EXERCISE DIRECTIONS → Exactly repeat the full listing that follows.

Dataset records
+++
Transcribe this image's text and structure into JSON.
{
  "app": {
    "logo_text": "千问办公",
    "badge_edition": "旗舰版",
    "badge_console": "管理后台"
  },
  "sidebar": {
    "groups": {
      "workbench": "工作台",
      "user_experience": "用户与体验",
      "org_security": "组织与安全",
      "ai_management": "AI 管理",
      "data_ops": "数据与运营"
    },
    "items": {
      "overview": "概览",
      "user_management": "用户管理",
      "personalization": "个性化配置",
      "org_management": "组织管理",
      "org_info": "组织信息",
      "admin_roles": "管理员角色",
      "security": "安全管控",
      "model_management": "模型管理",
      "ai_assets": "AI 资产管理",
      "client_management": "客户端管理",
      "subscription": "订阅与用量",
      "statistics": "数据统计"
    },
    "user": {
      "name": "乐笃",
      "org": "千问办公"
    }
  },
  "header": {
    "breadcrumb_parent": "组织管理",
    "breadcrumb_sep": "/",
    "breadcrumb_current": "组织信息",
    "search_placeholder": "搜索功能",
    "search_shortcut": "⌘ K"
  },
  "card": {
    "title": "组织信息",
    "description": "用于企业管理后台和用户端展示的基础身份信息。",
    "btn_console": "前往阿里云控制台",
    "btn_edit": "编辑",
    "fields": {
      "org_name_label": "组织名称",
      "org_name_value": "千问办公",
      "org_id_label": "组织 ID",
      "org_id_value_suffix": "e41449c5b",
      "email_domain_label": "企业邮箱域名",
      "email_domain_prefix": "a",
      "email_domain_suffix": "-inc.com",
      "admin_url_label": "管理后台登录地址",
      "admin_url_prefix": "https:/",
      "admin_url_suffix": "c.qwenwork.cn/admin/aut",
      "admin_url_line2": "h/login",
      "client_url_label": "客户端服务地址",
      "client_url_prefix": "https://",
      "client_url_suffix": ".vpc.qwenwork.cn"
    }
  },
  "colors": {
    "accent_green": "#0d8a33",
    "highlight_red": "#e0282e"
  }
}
+++
EXERCISE ANSWER →
Transcribe this image's text and structure into JSON.
{
  "app": {
    "logo_text": "千问办公",
    "badge_edition": "旗舰版",
    "badge_console": "管理后台"
  },
  "sidebar": {
    "groups": {
      "workbench": "工作台",
      "user_experience": "用户与体验",
      "org_security": "组织与安全",
      "ai_management": "AI 管理",
      "data_ops": "数据与运营"
    },
    "items": {
      "overview": "概览",
      "user_management": "用户管理",
      "personalization": "个性化配置",
      "org_management": "组织管理",
      "org_info": "组织信息",
      "admin_roles": "管理员角色",
      "security": "安全管控",
      "model_management": "模型管理",
      "ai_assets": "AI 资产管理",
      "client_management": "客户端管理",
      "subscription": "订阅与用量",
      "statistics": "数据统计"
    },
    "user": {
      "name": "乐笃",
      "org": "千问办公"
    }
  },
  "header": {
    "breadcrumb_parent": "组织管理",
    "breadcrumb_sep": "/",
    "breadcrumb_current": "组织信息",
    "search_placeholder": "搜索功能",
    "search_shortcut": "⌘ K"
  },
  "card": {
    "title": "组织信息",
    "description": "用于企业管理后台和用户端展示的基础身份信息。",
    "btn_console": "前往阿里云控制台",
    "btn_edit": "编辑",
    "fields": {
      "org_name_label": "组织名称",
      "org_name_value": "千问办公",
      "org_id_label": "组织 ID",
      "org_id_value_suffix": "e41449c5b",
      "email_domain_label": "企业邮箱域名",
      "email_domain_prefix": "a",
      "email_domain_suffix": "-inc.com",
      "admin_url_label": "管理后台登录地址",
      "admin_url_prefix": "https:/",
      "admin_url_suffix": "c.qwenwork.cn/admin/aut",
      "admin_url_line2": "h/login",
      "client_url_label": "客户端服务地址",
      "client_url_prefix": "https://",
      "client_url_suffix": ".vpc.qwenwork.cn"
    }
  },
  "colors": {
    "accent_green": "#0d8a33",
    "highlight_red": "#e0282e"
  }
}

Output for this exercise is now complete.